_WHAT NEEDS TO BE DONE:_ Search the material for the string "Depolarizasyon" and copy each line where it occurs.

_THE DATA:_
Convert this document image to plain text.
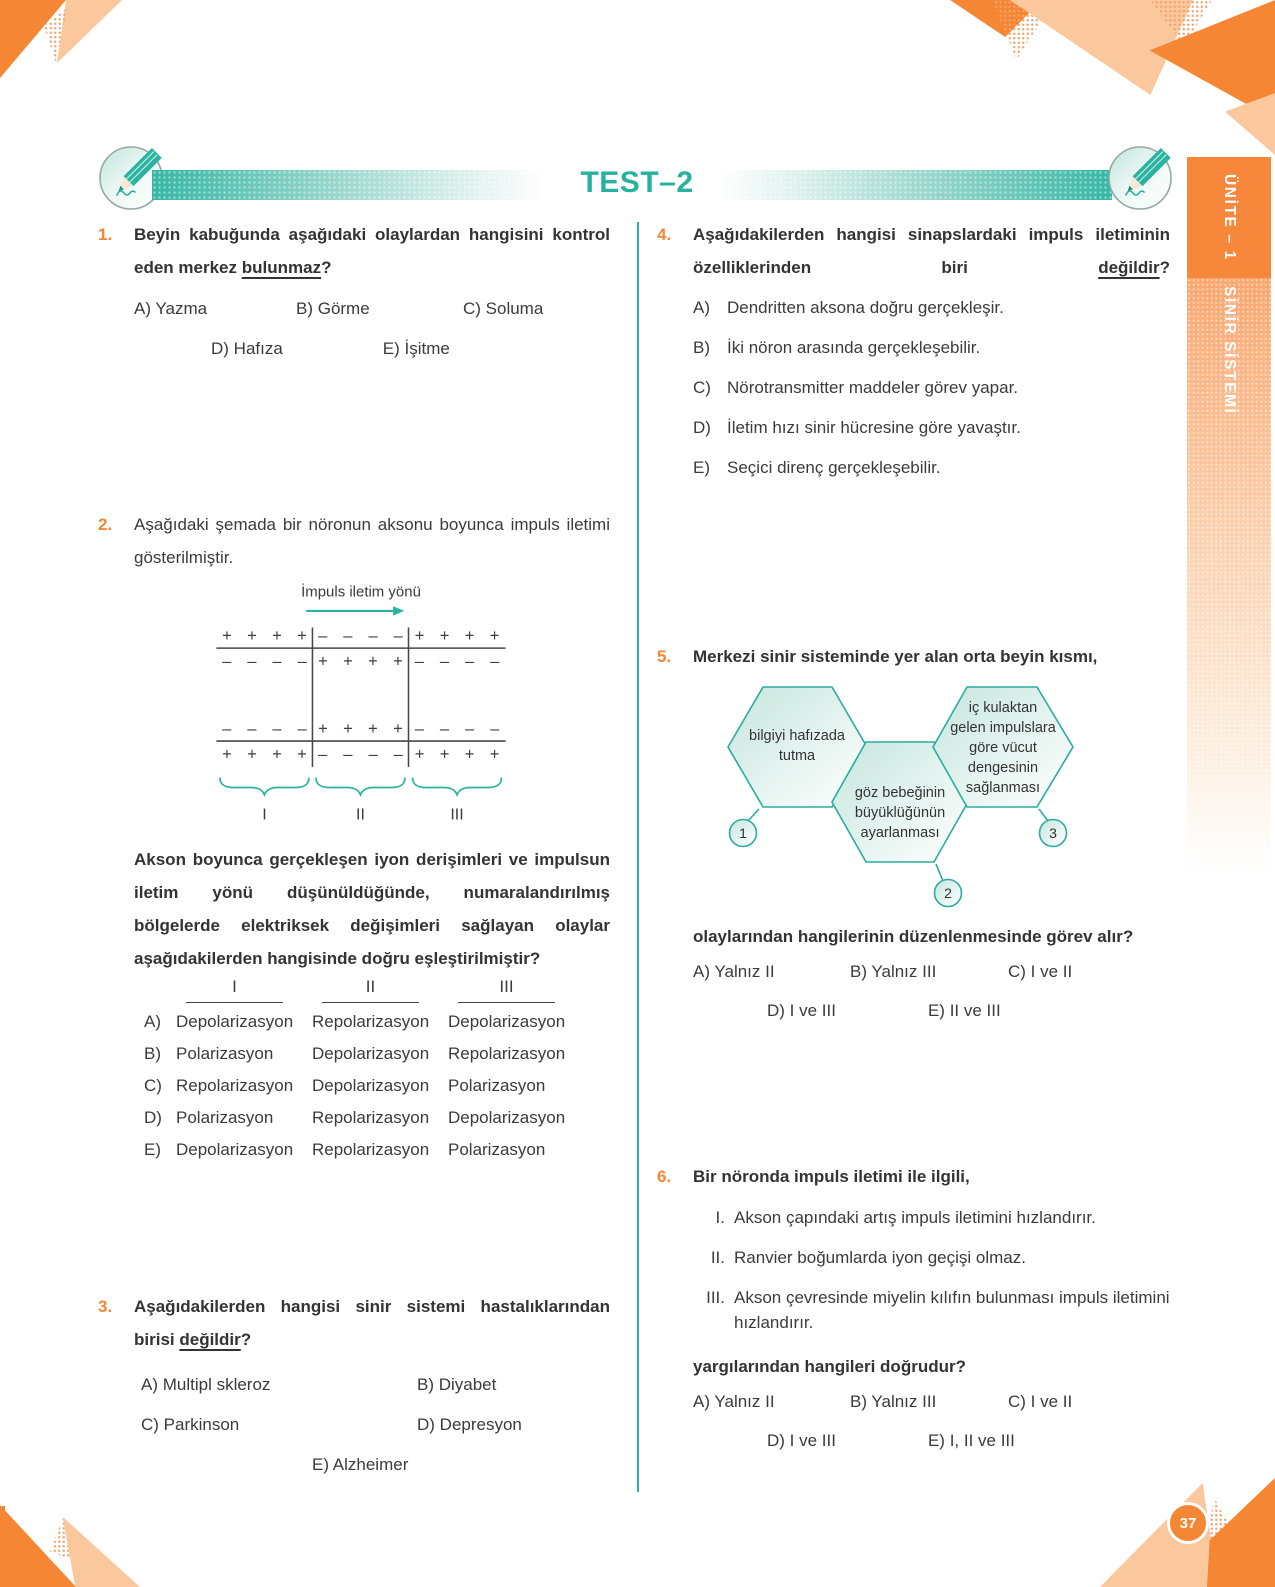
TEST–2	ÜNİTE – 1
SİNİR SİSTEMİ
1.	Beyin kabuğunda aşağıdaki olaylardan hangisini kontrol eden merkez bulunmaz?
A) Yazma	B) Görme	C) Soluma
D) Hafıza	E) İşitme
2.	Aşağıdaki şemada bir nöronun aksonu boyunca impuls iletimi gösterilmiştir.
İmpuls iletim yönü
+ + + + – – – – + + + +
– – – – + + + + – – – –
– – – – + + + + – – – –
+ + + + – – – – + + + +
I	II	III
Akson boyunca gerçekleşen iyon derişimleri ve impulsun iletim yönü düşünüldüğünde, numaralandırılmış bölgelerde elektriksek değişimleri sağlayan olaylar aşağıdakilerden hangisinde doğru eşleştirilmiştir?
I	II	III
A) Depolarizasyon	Repolarizasyon	Depolarizasyon
B) Polarizasyon	Depolarizasyon	Repolarizasyon
C) Repolarizasyon	Depolarizasyon	Polarizasyon
D) Polarizasyon	Repolarizasyon	Depolarizasyon
E) Depolarizasyon	Repolarizasyon	Polarizasyon
3.	Aşağıdakilerden hangisi sinir sistemi hastalıklarından birisi değildir?
A) Multipl skleroz	B) Diyabet
C) Parkinson	D) Depresyon
E) Alzheimer
4.	Aşağıdakilerden hangisi sinapslardaki impuls iletiminin özelliklerinden biri değildir?
A)	Dendritten aksona doğru gerçekleşir.
B)	İki nöron arasında gerçekleşebilir.
C) Nörotransmitter maddeler görev yapar.
D) İletim hızı sinir hücresine göre yavaştır.
E)	Seçici direnç gerçekleşebilir.
5.	Merkezi sinir sisteminde yer alan orta beyin kısmı,
bilgiyi hafızada
tutma
göz bebeğinin
büyüklüğünün
ayarlanması
iç kulaktan
gelen impulslara
göre vücut
dengesinin
sağlanması
1
2
3
olaylarından hangilerinin düzenlenmesinde görev alır?
A) Yalnız II	B) Yalnız III	C) I ve II
D) I ve III	E) II ve III
6.	Bir nöronda impuls iletimi ile ilgili,
I. Akson çapındaki artış impuls iletimini hızlandırır.
II. Ranvier boğumlarda iyon geçişi olmaz.
III. Akson çevresinde miyelin kılıfın bulunması impuls iletimini hızlandırır.
yargılarından hangileri doğrudur?
A) Yalnız II	B) Yalnız III	C) I ve II
D) I ve III	E) I, II ve III
37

_COMPLETED TASK:_
A) Depolarizasyon	Repolarizasyon	Depolarizasyon
B) Polarizasyon	Depolarizasyon	Repolarizasyon
C) Repolarizasyon	Depolarizasyon	Polarizasyon
D) Polarizasyon	Repolarizasyon	Depolarizasyon
E) Depolarizasyon	Repolarizasyon	Polarizasyon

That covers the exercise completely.